• Instructions for the task: Nothing before the line containing "Enumerate this screenshot's" belongs in the answer; quote that line and all lines after it through the end of the material, word for word.

Collected data
· · · · · · ·
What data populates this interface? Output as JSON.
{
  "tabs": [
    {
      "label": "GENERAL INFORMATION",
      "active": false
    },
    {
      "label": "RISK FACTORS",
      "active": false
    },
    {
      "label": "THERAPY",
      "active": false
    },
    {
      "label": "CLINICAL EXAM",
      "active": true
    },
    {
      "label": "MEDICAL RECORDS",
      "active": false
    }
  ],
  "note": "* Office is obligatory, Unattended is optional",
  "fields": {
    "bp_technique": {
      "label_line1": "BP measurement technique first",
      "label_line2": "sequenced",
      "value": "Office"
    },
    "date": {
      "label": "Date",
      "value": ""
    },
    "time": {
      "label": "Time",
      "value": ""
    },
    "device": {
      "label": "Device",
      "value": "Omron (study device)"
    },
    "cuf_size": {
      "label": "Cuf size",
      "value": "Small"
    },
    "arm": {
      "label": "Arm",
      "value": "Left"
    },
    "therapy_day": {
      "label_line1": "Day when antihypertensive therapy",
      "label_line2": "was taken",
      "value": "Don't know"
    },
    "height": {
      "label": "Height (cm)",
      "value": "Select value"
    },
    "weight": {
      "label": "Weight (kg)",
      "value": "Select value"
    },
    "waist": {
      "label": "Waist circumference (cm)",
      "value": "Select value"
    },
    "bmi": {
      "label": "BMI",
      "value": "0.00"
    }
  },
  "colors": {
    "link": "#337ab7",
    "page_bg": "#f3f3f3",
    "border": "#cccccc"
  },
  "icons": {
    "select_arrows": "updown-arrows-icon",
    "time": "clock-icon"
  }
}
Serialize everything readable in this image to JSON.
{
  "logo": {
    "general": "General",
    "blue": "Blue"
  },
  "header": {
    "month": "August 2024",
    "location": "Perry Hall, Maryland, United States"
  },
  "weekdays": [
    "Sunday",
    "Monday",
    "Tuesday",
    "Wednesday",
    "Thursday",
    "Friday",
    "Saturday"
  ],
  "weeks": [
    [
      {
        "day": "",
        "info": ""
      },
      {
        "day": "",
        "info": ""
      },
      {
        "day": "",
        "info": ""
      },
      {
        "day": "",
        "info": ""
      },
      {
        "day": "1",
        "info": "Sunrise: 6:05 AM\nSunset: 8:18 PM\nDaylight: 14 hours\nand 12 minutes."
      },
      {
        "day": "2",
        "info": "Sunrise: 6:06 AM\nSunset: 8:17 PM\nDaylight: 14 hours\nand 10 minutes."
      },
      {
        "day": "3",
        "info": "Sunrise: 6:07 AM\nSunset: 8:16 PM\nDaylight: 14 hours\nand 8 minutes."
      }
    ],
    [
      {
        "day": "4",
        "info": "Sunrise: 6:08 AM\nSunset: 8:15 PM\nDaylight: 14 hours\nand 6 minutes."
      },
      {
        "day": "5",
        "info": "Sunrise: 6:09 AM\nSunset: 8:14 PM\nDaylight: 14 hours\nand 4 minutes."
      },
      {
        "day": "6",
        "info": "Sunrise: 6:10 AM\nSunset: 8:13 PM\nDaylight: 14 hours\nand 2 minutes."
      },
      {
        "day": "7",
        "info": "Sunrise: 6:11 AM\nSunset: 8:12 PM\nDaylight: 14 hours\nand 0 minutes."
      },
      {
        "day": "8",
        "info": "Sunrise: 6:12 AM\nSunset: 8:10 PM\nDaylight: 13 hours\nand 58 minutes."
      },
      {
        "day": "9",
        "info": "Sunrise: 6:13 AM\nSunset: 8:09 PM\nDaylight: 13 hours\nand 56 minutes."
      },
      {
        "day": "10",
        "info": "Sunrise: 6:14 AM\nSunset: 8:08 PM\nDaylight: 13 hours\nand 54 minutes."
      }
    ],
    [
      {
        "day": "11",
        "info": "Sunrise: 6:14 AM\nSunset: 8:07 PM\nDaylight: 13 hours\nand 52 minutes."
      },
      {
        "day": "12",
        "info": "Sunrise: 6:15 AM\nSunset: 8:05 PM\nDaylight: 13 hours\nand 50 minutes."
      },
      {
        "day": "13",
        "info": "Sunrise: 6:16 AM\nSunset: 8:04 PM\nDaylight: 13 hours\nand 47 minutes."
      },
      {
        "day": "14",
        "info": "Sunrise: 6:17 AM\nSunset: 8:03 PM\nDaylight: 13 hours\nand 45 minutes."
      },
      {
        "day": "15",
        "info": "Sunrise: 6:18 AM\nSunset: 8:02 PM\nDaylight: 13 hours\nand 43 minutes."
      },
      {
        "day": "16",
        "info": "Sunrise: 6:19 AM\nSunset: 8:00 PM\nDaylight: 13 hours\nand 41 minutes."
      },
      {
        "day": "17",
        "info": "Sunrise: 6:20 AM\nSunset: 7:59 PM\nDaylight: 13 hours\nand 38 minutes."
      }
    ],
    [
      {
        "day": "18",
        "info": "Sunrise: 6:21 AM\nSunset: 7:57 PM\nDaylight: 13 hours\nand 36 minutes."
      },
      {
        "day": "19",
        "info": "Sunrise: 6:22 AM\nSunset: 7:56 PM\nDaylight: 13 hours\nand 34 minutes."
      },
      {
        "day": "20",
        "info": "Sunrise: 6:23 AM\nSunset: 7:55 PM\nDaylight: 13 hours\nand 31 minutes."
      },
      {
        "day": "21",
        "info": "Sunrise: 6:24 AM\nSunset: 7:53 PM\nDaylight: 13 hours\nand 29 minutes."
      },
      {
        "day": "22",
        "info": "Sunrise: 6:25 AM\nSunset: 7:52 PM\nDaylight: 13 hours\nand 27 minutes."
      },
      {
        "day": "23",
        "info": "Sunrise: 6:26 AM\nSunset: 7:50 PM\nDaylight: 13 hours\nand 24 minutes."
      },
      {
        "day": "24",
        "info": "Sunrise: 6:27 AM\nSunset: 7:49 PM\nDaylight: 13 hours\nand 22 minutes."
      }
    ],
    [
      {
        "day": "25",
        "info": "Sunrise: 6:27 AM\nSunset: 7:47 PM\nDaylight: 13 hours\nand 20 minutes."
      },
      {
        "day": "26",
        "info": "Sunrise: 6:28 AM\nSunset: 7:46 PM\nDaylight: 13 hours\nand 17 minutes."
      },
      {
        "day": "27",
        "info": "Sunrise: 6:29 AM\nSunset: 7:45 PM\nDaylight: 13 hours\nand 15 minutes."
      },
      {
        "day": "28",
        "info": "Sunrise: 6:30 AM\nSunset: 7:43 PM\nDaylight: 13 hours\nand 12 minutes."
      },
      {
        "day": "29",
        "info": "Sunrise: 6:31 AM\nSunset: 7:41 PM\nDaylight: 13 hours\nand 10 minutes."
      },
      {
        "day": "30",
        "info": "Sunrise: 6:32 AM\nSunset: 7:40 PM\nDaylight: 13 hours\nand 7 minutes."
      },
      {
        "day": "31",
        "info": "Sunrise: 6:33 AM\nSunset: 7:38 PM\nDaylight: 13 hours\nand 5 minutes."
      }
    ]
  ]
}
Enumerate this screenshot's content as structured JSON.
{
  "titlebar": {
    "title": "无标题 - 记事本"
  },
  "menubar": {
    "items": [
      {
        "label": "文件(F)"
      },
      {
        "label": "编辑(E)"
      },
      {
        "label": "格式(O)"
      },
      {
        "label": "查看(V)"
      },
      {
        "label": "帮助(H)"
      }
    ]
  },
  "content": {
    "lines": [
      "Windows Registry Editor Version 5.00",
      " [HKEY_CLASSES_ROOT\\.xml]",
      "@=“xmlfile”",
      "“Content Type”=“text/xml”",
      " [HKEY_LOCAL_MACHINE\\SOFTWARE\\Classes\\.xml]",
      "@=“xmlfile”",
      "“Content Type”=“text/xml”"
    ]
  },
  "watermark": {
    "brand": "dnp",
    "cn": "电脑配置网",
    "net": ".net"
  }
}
· · · · · · ·
• Task result:
Enumerate this screenshot's content as structured JSON.
{
  "titlebar": {
    "title": "无标题 - 记事本"
  },
  "menubar": {
    "items": [
      {
        "label": "文件(F)"
      },
      {
        "label": "编辑(E)"
      },
      {
        "label": "格式(O)"
      },
      {
        "label": "查看(V)"
      },
      {
        "label": "帮助(H)"
      }
    ]
  },
  "content": {
    "lines": [
      "Windows Registry Editor Version 5.00",
      " [HKEY_CLASSES_ROOT\\.xml]",
      "@=“xmlfile”",
      "“Content Type”=“text/xml”",
      " [HKEY_LOCAL_MACHINE\\SOFTWARE\\Classes\\.xml]",
      "@=“xmlfile”",
      "“Content Type”=“text/xml”"
    ]
  },
  "watermark": {
    "brand": "dnp",
    "cn": "电脑配置网",
    "net": ".net"
  }
}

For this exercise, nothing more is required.